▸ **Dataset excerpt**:
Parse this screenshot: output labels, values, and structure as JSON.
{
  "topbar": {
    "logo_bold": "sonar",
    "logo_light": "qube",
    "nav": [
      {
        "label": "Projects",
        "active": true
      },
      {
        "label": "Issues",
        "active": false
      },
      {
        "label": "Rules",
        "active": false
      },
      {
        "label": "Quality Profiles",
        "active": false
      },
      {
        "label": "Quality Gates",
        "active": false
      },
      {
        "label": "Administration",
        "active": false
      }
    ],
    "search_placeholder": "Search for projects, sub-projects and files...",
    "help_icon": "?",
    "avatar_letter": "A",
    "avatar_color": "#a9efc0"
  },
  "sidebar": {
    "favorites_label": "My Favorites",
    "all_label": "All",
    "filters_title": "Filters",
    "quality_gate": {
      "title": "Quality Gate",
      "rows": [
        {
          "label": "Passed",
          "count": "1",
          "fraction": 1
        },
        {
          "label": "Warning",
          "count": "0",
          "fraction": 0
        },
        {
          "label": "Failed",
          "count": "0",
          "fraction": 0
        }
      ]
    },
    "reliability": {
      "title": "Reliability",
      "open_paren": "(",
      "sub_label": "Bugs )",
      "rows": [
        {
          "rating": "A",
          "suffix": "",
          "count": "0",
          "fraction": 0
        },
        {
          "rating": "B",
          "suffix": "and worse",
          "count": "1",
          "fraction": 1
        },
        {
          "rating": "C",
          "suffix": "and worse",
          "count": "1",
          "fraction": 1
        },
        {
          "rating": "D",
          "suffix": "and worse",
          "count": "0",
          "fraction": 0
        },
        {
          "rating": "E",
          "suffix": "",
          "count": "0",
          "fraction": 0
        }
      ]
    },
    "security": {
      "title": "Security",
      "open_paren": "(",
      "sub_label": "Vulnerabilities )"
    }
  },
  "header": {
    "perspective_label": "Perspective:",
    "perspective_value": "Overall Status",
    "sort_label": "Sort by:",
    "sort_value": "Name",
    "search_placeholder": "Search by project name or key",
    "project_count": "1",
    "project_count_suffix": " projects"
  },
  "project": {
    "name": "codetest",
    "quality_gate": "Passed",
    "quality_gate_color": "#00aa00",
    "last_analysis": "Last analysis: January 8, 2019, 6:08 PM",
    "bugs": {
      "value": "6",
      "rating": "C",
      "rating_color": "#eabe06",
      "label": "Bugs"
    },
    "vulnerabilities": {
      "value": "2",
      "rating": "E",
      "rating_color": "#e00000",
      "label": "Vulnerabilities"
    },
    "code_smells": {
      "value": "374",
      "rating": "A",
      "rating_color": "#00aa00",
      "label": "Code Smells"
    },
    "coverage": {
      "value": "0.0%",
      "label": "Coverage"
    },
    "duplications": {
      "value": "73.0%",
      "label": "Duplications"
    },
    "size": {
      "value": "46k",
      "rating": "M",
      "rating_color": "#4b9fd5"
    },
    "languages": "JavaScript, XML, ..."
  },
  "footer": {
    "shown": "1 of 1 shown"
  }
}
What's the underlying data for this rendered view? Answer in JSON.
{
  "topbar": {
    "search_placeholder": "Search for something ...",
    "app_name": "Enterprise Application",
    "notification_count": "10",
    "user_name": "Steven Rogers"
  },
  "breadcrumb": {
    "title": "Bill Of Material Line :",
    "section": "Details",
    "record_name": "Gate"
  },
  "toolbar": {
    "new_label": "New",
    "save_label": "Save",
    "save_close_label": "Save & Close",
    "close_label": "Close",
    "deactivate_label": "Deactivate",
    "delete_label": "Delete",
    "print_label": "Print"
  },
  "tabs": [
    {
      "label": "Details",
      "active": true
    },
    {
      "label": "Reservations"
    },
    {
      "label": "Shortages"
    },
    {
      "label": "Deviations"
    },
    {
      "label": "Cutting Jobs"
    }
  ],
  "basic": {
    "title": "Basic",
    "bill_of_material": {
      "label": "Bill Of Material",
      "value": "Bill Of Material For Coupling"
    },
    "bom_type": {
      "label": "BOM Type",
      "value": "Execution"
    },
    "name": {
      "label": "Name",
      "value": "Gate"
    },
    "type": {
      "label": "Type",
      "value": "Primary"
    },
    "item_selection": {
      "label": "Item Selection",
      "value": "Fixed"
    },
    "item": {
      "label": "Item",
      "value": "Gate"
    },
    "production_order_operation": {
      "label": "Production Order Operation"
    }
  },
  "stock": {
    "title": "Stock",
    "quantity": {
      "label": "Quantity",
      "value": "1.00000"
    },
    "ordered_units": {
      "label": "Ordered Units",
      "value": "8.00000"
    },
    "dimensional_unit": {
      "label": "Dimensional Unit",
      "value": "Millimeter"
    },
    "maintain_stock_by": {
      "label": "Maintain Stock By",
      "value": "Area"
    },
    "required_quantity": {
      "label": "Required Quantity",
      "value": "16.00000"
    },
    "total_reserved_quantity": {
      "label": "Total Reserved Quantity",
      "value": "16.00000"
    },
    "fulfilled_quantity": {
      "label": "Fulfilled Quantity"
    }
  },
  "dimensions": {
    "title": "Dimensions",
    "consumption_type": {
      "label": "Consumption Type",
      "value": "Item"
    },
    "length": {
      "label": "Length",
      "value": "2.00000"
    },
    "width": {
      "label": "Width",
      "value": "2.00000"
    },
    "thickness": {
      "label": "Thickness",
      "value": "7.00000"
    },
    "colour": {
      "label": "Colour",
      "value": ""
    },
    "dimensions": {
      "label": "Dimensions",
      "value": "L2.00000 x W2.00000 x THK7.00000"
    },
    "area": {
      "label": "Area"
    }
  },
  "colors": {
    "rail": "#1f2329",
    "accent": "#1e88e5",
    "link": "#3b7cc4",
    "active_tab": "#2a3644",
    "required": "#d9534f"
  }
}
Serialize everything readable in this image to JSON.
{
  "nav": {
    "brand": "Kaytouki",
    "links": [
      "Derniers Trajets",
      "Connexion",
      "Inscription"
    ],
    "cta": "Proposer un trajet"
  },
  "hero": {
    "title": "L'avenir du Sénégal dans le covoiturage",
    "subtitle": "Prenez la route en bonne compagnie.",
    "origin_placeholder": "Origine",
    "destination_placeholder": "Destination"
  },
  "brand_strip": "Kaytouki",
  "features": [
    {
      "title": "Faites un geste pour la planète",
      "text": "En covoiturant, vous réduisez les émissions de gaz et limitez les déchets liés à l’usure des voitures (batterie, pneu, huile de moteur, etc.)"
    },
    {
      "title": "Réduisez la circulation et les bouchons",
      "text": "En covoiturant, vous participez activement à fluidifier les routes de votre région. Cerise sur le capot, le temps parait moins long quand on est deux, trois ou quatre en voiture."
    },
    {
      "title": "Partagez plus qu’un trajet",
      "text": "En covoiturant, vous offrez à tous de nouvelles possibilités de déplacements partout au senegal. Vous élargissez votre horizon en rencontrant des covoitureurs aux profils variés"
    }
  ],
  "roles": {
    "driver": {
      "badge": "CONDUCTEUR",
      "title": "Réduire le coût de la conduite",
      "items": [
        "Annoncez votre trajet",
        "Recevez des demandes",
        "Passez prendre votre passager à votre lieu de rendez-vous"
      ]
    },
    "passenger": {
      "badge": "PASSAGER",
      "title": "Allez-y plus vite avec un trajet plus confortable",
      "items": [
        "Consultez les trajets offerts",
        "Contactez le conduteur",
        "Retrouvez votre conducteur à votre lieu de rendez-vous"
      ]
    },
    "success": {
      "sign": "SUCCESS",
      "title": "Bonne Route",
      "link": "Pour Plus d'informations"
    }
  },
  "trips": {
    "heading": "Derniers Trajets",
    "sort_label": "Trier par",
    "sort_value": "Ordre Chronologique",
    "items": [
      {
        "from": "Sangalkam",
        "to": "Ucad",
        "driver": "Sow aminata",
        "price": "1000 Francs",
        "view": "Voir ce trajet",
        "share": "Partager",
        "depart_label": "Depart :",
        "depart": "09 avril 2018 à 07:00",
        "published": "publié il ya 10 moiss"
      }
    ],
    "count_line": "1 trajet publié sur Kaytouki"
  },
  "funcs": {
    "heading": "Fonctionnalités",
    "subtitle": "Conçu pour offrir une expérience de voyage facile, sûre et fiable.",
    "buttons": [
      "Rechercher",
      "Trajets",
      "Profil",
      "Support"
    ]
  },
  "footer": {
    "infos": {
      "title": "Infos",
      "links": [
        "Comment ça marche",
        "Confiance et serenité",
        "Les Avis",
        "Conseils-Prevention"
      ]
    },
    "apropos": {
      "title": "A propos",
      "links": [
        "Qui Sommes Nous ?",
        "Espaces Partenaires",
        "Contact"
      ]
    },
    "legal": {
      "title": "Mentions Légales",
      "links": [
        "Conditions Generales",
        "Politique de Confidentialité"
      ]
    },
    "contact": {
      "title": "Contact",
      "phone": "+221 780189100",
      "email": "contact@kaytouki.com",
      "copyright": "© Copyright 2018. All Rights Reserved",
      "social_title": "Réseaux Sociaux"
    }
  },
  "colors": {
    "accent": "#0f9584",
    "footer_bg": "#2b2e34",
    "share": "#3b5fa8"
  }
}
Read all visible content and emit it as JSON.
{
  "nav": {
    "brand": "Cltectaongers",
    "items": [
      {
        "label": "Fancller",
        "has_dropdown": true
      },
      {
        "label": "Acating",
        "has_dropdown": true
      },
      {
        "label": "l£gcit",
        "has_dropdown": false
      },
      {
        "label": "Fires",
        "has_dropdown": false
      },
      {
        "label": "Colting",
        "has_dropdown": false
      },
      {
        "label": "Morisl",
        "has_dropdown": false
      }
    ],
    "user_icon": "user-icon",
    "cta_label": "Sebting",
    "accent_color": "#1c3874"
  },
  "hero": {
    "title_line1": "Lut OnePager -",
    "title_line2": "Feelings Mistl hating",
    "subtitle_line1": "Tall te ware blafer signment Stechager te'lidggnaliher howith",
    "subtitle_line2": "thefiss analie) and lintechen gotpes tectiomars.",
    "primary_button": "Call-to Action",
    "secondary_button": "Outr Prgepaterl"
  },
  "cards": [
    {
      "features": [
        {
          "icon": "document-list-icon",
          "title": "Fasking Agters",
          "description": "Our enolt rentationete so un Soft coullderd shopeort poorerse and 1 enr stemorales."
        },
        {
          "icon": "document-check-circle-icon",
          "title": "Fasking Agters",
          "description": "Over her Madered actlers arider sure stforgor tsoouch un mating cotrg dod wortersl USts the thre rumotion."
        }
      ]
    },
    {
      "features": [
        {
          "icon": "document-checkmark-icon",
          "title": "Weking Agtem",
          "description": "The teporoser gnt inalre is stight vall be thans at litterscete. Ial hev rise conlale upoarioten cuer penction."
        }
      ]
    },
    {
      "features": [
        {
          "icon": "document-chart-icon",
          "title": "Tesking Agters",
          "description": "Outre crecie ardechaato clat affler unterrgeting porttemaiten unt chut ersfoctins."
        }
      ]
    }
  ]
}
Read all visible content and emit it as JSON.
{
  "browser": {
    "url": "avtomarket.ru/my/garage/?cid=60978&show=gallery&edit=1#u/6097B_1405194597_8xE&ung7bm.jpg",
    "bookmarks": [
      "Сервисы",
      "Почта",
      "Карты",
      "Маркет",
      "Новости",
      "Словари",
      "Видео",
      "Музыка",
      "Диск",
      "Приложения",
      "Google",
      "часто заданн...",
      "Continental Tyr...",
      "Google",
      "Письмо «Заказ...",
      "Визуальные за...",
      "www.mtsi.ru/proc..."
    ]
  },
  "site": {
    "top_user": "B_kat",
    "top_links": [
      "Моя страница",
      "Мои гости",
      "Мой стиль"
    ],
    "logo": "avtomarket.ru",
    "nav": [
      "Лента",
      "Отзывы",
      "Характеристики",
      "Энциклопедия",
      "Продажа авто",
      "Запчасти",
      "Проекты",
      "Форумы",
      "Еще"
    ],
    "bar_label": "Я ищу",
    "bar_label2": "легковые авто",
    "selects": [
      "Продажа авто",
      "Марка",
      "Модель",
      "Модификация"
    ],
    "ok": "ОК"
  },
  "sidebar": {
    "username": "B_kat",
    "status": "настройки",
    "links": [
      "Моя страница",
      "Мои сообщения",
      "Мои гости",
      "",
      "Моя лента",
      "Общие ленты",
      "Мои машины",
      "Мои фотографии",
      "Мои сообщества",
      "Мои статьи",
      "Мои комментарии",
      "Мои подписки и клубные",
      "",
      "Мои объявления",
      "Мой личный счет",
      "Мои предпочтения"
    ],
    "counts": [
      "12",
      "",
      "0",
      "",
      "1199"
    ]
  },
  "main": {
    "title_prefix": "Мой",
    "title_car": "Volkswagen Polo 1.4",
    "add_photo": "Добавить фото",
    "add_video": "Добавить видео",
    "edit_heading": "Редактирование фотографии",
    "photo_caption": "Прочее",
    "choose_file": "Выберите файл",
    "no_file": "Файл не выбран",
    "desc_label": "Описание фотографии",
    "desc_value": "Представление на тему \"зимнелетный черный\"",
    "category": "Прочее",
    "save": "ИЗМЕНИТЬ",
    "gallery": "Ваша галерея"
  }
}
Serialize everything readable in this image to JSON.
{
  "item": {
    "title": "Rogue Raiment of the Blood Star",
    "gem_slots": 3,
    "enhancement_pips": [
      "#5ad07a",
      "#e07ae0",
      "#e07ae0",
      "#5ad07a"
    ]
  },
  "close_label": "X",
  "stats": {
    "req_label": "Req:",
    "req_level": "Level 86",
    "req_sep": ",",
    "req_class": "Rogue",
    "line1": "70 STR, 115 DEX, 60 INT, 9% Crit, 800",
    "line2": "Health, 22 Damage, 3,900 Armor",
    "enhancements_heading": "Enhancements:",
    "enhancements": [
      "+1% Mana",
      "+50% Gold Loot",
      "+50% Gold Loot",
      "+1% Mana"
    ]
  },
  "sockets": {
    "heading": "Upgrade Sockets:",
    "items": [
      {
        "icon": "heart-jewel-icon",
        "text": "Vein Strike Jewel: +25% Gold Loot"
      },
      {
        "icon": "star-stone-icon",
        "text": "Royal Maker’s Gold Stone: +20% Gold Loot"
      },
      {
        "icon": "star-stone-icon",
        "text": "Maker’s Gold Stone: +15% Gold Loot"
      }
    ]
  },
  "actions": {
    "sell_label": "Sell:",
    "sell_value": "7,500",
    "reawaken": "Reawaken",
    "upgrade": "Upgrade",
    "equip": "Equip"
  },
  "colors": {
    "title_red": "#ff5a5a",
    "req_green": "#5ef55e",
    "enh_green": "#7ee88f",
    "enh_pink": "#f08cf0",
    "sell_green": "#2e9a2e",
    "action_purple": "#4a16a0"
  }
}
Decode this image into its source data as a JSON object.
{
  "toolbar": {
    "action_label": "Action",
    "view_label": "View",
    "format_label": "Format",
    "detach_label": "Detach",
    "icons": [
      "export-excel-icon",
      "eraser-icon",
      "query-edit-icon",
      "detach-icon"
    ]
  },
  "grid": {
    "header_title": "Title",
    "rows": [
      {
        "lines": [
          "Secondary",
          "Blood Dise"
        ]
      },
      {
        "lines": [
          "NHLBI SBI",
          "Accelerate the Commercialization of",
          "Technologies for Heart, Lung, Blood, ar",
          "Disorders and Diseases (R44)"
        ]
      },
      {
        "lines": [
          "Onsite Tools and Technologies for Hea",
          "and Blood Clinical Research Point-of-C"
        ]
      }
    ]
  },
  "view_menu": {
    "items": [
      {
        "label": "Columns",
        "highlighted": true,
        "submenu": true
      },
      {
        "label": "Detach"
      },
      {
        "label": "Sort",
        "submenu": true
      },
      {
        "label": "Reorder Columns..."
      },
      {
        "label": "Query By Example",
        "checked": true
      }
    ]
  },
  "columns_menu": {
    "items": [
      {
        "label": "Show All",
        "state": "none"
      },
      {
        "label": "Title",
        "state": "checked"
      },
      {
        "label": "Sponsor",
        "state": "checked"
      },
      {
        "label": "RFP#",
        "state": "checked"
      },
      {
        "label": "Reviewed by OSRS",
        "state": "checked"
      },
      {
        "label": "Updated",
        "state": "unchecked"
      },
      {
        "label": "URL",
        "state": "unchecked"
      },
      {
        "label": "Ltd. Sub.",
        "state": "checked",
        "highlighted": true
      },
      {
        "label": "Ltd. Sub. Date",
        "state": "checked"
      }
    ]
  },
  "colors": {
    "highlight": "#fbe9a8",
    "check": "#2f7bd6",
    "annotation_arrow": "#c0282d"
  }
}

▸ **TASK DETAILS**: Identify the lines above with the word "Maker". Copy them.

▸ **THE COMPLETED TASK**:
        "text": "Royal Maker’s Gold Stone: +20% Gold Loot"
        "text": "Maker’s Gold Stone: +15% Gold Loot"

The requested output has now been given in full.